--- START DATA FOR THE TASK ---

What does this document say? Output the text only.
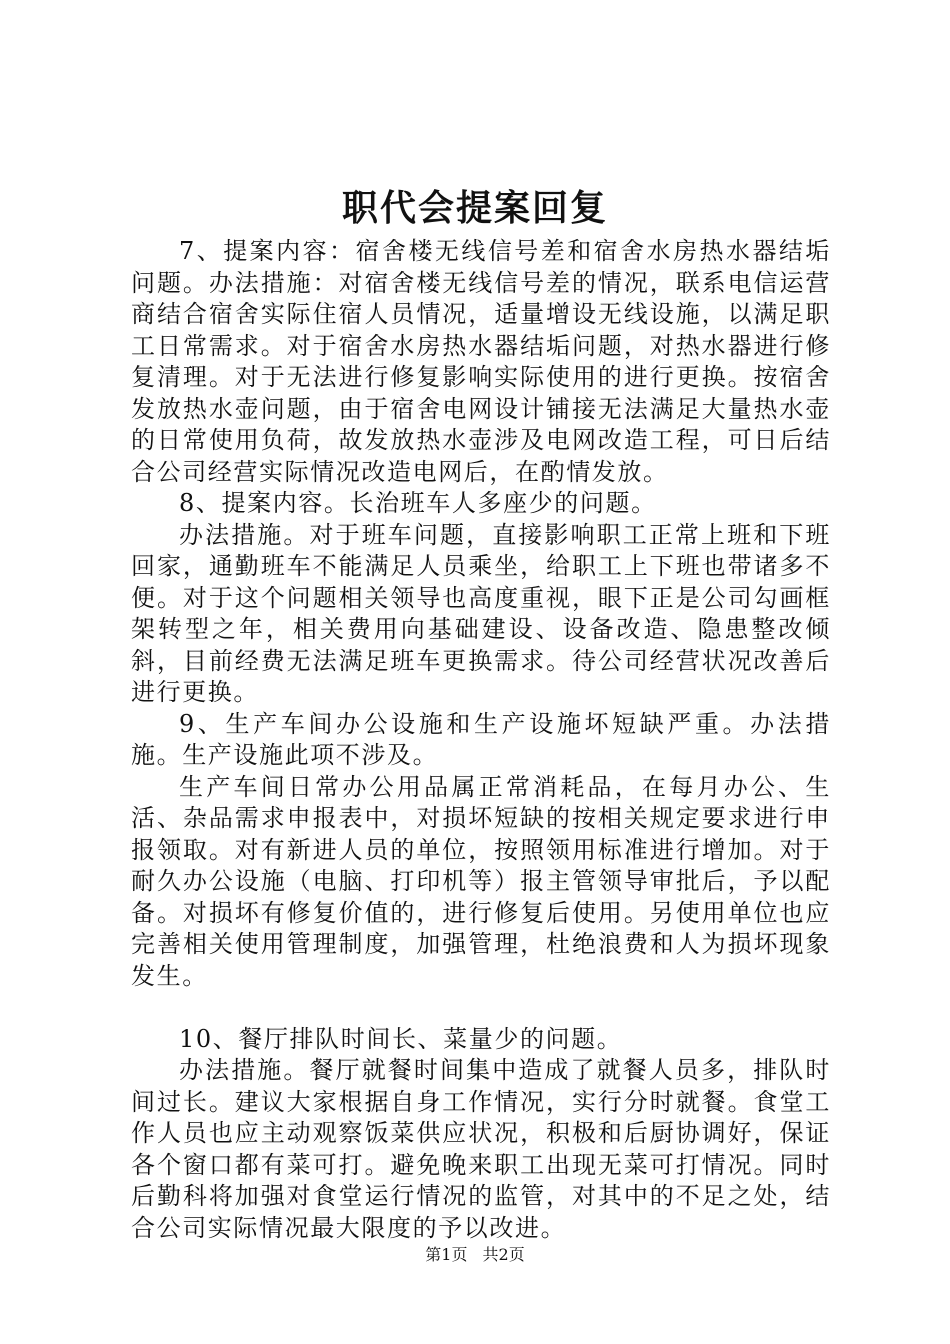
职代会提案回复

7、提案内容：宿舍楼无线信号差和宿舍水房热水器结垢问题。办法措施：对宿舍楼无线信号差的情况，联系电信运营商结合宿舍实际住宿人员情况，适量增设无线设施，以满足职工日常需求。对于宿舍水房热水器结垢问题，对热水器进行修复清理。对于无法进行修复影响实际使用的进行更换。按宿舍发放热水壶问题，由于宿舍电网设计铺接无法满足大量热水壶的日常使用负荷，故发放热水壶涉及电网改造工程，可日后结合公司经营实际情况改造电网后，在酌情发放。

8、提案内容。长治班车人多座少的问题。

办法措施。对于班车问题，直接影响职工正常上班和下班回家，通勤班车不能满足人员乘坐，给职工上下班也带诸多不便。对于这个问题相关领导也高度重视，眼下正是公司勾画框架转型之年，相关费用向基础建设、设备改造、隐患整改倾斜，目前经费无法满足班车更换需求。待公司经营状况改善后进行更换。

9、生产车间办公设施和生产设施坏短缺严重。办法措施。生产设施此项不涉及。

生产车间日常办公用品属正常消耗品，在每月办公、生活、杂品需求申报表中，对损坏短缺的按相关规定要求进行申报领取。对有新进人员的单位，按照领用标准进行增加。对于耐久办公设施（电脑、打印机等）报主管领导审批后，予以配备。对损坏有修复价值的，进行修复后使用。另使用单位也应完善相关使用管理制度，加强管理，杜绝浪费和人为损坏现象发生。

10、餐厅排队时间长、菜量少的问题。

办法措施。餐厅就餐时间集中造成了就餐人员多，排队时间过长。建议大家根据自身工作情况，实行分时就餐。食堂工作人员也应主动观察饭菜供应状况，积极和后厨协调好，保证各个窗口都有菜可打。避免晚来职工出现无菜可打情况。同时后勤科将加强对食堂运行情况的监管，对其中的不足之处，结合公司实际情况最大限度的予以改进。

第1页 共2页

--- END DATA FOR THE TASK ---

§ **REQUIREMENT**: Return the full material word for word. Do not include the pictures.

§ **RESULT**:
What does this document say? Output the text only.
职代会提案回复

7、提案内容：宿舍楼无线信号差和宿舍水房热水器结垢问题。办法措施：对宿舍楼无线信号差的情况，联系电信运营商结合宿舍实际住宿人员情况，适量增设无线设施，以满足职工日常需求。对于宿舍水房热水器结垢问题，对热水器进行修复清理。对于无法进行修复影响实际使用的进行更换。按宿舍发放热水壶问题，由于宿舍电网设计铺接无法满足大量热水壶的日常使用负荷，故发放热水壶涉及电网改造工程，可日后结合公司经营实际情况改造电网后，在酌情发放。

8、提案内容。长治班车人多座少的问题。

办法措施。对于班车问题，直接影响职工正常上班和下班回家，通勤班车不能满足人员乘坐，给职工上下班也带诸多不便。对于这个问题相关领导也高度重视，眼下正是公司勾画框架转型之年，相关费用向基础建设、设备改造、隐患整改倾斜，目前经费无法满足班车更换需求。待公司经营状况改善后进行更换。

9、生产车间办公设施和生产设施坏短缺严重。办法措施。生产设施此项不涉及。

生产车间日常办公用品属正常消耗品，在每月办公、生活、杂品需求申报表中，对损坏短缺的按相关规定要求进行申报领取。对有新进人员的单位，按照领用标准进行增加。对于耐久办公设施（电脑、打印机等）报主管领导审批后，予以配备。对损坏有修复价值的，进行修复后使用。另使用单位也应完善相关使用管理制度，加强管理，杜绝浪费和人为损坏现象发生。

10、餐厅排队时间长、菜量少的问题。

办法措施。餐厅就餐时间集中造成了就餐人员多，排队时间过长。建议大家根据自身工作情况，实行分时就餐。食堂工作人员也应主动观察饭菜供应状况，积极和后厨协调好，保证各个窗口都有菜可打。避免晚来职工出现无菜可打情况。同时后勤科将加强对食堂运行情况的监管，对其中的不足之处，结合公司实际情况最大限度的予以改进。

第1页 共2页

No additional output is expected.